• What is needed:
Find each line with the string "的离心率为" and copy it.

[start]

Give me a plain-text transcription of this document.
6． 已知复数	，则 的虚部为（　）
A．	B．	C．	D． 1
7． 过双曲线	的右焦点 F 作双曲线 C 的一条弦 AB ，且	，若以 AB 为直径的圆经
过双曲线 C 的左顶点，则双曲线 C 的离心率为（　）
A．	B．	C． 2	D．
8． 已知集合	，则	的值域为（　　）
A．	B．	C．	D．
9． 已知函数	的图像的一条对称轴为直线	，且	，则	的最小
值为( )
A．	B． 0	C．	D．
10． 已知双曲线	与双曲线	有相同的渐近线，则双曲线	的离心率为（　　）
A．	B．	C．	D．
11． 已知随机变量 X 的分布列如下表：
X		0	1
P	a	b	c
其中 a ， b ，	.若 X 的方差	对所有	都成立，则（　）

[end]
[start]

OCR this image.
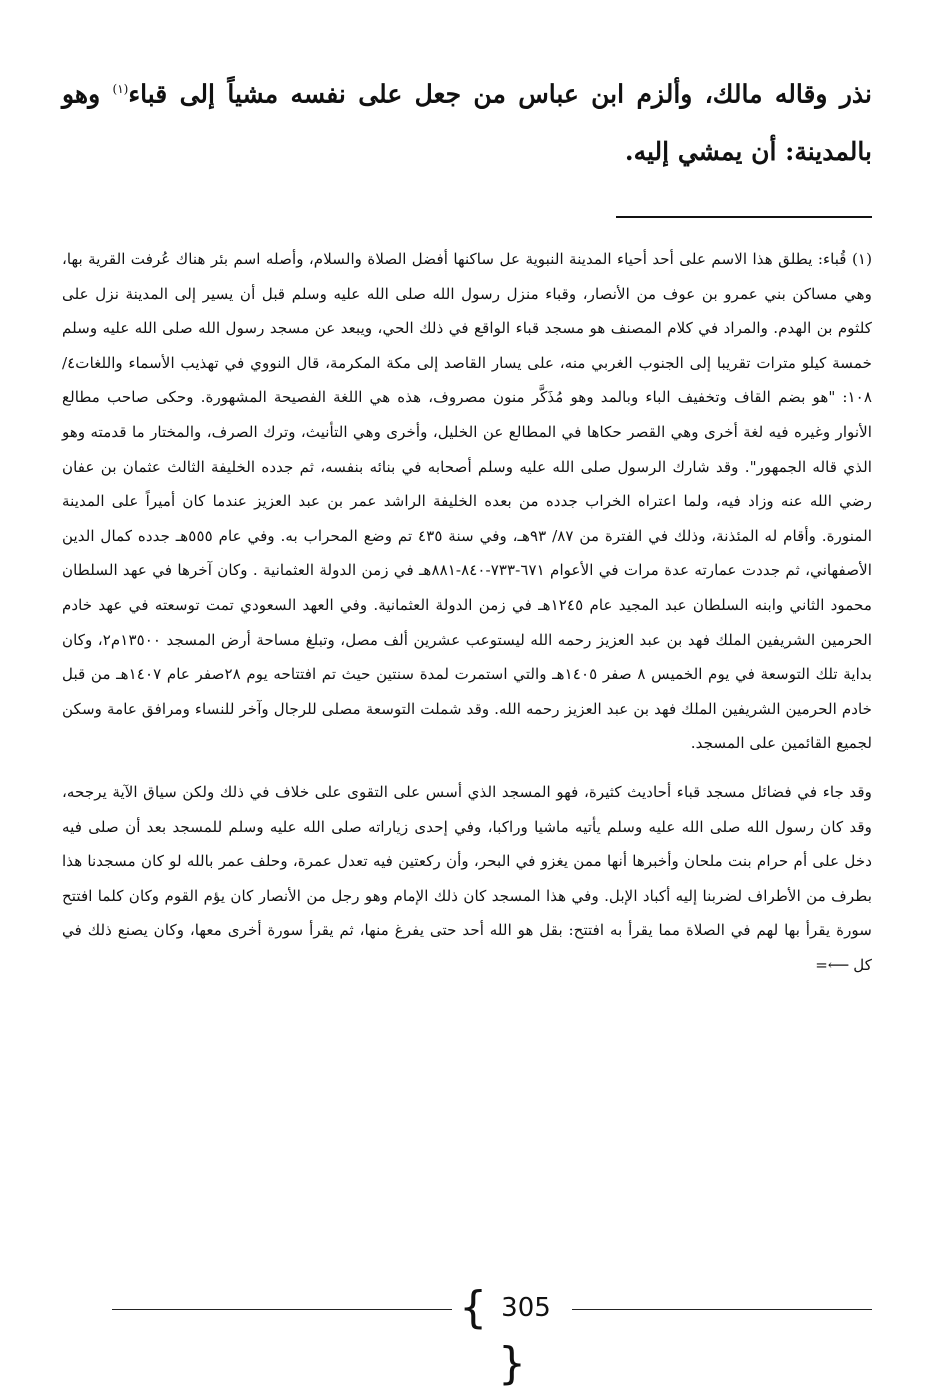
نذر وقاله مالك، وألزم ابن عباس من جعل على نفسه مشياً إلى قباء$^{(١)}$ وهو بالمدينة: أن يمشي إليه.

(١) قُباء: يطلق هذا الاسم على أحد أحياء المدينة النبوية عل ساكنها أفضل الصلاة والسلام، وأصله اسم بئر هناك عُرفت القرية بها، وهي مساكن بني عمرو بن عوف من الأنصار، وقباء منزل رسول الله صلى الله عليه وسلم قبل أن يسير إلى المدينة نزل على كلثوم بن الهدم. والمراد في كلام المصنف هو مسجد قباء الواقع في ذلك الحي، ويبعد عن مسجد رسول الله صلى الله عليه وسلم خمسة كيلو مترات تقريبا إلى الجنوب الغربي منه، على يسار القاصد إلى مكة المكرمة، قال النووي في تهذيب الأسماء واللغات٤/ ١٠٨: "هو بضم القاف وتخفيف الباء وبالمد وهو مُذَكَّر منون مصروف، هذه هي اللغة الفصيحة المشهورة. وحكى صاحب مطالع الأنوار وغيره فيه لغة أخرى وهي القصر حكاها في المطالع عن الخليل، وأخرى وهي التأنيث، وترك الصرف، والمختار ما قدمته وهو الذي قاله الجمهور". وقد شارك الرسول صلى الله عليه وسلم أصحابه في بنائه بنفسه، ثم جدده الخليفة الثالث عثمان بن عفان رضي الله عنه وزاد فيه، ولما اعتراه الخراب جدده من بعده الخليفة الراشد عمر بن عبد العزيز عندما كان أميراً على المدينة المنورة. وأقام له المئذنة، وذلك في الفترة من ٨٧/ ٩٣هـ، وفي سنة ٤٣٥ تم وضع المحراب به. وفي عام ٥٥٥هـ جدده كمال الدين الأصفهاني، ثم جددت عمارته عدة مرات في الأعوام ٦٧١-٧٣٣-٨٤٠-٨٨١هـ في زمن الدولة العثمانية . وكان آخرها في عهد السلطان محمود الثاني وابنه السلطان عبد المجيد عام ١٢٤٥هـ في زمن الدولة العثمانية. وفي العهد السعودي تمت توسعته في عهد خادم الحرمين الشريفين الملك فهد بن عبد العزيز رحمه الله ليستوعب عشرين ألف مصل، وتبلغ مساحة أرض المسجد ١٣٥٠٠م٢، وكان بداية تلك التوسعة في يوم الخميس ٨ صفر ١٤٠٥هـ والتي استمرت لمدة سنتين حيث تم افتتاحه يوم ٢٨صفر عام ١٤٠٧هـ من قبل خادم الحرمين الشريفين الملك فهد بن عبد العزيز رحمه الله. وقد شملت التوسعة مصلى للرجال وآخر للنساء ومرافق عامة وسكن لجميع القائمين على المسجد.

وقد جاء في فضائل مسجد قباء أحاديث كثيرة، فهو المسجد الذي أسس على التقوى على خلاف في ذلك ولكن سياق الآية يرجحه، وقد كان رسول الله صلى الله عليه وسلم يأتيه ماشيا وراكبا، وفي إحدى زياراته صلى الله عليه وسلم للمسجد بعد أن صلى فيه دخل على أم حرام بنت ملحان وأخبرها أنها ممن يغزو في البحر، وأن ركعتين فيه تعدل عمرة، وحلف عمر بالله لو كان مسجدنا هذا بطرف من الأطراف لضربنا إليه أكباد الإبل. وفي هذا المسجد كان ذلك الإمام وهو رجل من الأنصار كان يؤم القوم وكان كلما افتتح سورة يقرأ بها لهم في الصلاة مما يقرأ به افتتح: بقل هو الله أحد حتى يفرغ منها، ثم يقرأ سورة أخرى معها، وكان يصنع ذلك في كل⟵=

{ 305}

[end]
[start]

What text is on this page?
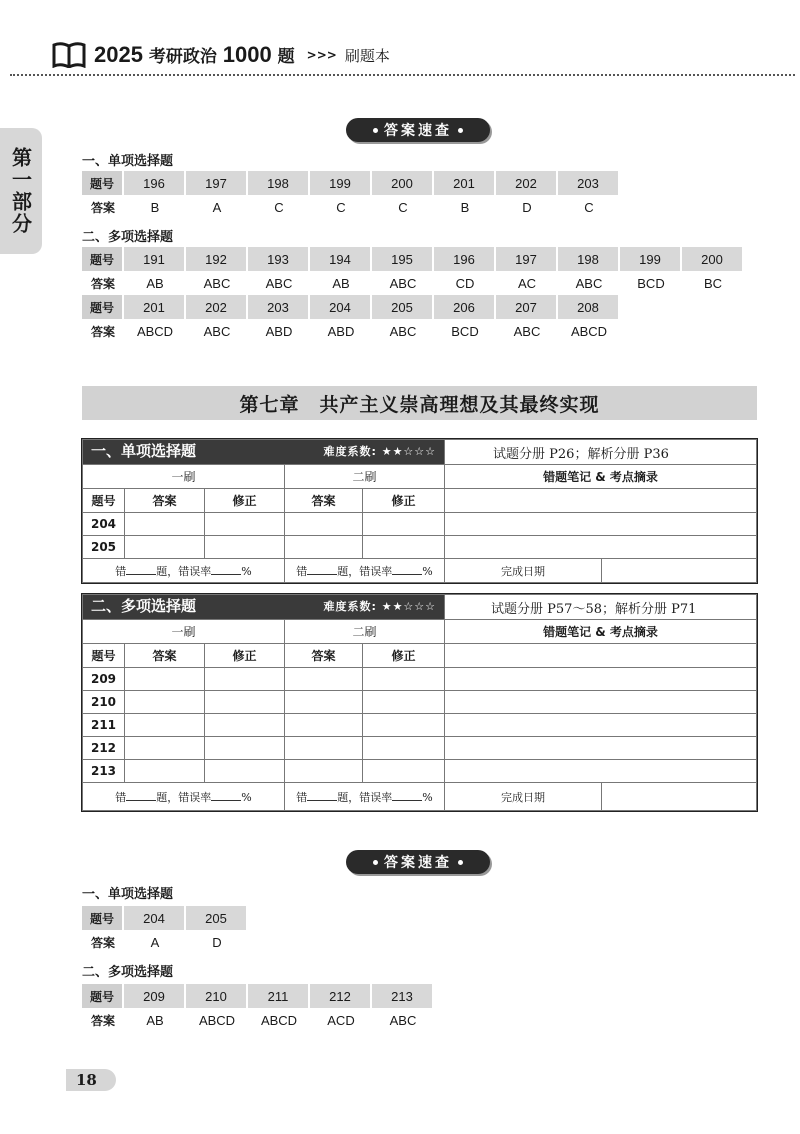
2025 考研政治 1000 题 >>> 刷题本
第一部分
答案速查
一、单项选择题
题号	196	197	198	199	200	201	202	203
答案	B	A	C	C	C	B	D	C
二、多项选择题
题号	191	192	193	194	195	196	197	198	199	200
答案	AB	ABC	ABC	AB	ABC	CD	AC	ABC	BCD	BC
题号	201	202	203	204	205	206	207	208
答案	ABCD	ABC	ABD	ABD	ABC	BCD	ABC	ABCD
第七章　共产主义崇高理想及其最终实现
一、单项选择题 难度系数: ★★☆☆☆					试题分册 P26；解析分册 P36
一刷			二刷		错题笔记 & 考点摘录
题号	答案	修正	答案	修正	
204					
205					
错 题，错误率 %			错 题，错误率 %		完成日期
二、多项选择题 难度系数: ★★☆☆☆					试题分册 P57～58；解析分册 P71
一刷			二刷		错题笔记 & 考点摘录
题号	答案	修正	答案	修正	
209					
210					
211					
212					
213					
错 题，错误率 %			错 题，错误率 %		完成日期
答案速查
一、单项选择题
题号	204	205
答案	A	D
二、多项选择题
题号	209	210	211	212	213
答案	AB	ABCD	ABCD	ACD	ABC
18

[end]

• Full answer:
过双曲线 C 的左顶点，则双曲线 C 的离心率为（　）
10． 已知双曲线	与双曲线	有相同的渐近线，则双曲线	的离心率为（　　）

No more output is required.